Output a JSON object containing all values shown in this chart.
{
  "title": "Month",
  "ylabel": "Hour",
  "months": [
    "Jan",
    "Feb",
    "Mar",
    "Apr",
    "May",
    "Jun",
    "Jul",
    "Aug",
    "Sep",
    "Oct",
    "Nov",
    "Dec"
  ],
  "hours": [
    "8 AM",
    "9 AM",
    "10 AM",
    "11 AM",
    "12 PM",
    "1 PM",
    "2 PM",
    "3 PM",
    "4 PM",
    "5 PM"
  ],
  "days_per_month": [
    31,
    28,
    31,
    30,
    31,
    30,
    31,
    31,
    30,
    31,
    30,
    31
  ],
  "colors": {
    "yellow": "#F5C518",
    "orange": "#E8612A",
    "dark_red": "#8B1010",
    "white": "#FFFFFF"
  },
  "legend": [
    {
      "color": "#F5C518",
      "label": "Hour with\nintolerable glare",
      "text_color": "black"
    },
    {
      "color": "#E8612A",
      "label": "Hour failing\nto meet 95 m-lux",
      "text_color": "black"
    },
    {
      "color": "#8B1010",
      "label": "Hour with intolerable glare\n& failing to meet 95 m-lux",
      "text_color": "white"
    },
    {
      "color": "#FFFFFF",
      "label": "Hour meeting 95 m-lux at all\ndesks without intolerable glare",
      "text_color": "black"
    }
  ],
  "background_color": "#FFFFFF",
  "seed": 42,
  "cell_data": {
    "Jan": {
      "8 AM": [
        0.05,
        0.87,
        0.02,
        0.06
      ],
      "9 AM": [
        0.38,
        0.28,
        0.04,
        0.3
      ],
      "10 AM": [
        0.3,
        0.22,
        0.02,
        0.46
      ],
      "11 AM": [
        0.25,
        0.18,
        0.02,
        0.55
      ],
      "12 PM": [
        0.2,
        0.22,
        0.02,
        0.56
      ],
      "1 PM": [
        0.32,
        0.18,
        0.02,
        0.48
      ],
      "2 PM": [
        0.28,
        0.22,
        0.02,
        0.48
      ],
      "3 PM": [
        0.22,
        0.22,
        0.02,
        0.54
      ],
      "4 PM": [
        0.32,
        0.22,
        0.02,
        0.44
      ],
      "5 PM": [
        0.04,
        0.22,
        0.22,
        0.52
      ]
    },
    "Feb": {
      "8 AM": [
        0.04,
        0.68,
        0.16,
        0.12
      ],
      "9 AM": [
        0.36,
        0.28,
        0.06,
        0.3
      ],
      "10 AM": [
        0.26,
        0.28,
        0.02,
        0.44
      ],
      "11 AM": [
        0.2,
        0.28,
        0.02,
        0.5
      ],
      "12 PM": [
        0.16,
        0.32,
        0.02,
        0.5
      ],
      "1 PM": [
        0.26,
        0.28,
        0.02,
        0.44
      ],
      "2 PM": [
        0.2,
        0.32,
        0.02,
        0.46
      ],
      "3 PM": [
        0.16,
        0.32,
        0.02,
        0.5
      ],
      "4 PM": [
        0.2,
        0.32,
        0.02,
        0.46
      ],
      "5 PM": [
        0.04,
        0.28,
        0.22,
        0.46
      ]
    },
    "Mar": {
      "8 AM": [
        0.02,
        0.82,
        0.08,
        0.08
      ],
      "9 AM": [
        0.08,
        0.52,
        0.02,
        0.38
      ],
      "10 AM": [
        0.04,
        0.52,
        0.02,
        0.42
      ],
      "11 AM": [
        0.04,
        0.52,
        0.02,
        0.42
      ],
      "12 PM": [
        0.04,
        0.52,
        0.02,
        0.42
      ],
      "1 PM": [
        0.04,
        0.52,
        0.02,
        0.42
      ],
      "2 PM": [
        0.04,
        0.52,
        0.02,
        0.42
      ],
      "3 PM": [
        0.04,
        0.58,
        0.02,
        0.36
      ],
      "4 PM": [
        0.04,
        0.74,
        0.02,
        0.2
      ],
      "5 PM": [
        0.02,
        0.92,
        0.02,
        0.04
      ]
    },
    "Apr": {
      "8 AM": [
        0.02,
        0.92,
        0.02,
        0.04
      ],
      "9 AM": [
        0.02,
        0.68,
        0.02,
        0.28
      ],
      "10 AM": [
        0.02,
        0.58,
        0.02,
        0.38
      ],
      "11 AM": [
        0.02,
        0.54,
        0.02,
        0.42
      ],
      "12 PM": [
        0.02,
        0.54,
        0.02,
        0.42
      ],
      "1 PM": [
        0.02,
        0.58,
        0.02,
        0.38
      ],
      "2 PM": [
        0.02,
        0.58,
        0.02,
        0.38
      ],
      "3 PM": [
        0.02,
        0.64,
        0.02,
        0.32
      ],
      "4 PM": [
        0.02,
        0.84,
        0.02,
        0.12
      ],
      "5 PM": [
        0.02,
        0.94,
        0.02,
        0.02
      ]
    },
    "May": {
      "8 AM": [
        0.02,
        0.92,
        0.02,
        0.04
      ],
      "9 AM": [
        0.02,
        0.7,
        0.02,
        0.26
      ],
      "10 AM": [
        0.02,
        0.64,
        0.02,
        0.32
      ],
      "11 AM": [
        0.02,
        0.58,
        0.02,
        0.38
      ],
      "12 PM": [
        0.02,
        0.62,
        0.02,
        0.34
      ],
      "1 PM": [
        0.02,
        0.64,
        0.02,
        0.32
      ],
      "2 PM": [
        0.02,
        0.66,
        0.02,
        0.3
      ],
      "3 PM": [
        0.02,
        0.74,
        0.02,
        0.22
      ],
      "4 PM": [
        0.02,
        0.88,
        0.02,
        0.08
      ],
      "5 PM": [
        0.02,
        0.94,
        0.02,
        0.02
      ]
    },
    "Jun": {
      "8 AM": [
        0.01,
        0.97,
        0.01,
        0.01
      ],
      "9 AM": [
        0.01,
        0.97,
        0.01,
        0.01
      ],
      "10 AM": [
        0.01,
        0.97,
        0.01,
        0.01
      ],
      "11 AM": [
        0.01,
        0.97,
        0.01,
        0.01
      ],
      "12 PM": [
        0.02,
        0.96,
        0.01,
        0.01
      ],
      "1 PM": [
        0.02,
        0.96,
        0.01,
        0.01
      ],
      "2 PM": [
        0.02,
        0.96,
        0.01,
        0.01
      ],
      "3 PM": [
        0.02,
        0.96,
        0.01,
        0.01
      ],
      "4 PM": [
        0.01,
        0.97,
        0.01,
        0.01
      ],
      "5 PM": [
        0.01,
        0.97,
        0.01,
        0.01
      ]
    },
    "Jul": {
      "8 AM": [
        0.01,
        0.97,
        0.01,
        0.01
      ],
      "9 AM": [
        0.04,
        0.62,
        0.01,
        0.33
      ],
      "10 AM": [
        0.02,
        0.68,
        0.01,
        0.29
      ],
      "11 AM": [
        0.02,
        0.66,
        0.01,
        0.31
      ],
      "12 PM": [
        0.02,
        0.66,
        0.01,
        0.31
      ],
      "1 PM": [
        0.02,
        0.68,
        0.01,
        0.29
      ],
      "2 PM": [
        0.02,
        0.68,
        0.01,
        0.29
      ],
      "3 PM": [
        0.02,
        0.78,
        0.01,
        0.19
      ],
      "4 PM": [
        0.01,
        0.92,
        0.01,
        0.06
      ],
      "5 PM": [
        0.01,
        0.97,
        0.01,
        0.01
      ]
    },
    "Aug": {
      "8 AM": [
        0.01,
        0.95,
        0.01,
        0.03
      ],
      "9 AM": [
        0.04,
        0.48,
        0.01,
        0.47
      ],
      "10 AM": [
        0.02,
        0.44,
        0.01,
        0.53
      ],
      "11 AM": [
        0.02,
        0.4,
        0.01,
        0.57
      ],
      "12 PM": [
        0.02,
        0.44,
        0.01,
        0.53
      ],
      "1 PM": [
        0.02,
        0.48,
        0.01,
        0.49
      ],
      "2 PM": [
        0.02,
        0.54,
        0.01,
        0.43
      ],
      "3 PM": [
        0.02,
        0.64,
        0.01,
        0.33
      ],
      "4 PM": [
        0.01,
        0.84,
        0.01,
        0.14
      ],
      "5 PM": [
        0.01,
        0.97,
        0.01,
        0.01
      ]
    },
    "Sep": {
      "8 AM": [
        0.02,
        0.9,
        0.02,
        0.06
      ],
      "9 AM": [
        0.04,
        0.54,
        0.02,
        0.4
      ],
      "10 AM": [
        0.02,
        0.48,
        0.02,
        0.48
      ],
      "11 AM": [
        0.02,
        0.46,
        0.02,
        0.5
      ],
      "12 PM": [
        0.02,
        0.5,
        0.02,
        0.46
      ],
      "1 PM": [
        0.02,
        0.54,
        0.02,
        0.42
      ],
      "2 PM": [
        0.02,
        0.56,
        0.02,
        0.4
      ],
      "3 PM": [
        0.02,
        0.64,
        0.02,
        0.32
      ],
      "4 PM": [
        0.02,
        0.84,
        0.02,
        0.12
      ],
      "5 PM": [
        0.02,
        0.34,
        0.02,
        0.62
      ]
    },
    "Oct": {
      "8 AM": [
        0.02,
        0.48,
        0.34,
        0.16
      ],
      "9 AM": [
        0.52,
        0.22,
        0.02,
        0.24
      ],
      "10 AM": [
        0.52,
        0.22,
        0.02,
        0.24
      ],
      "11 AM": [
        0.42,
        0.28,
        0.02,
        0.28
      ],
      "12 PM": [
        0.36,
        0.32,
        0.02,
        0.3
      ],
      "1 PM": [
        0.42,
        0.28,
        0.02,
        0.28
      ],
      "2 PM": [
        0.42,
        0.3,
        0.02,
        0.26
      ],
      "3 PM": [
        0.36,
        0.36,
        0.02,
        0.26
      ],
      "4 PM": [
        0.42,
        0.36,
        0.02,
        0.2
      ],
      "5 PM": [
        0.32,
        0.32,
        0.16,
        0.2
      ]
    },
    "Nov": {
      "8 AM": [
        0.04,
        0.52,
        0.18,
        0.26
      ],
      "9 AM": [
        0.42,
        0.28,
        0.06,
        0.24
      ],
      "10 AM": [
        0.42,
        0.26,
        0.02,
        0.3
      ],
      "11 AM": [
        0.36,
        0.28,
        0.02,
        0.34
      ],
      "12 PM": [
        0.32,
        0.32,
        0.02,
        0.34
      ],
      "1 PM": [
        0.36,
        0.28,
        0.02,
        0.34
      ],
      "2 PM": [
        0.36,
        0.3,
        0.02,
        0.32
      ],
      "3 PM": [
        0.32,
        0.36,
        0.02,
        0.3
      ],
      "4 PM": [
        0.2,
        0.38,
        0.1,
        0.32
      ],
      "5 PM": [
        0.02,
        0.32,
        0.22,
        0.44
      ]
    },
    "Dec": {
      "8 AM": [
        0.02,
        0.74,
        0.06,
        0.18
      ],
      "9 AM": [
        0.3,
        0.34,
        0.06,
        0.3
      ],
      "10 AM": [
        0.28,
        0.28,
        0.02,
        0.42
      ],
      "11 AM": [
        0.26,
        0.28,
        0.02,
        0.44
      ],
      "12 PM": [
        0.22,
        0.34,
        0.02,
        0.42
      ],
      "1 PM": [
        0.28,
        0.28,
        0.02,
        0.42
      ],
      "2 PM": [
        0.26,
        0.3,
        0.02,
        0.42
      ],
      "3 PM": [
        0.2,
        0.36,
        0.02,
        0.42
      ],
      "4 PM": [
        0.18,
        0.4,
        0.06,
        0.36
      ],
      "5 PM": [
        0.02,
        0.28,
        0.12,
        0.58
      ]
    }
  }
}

────────────────────────────────────────

__What to produce__. Which lines contain the word "glare"? Copy each of them.

__Answer to the problem__.
      "label": "Hour with\nintolerable glare",
      "label": "Hour with intolerable glare\n& failing to meet 95 m-lux",
      "label": "Hour meeting 95 m-lux at all\ndesks without intolerable glare",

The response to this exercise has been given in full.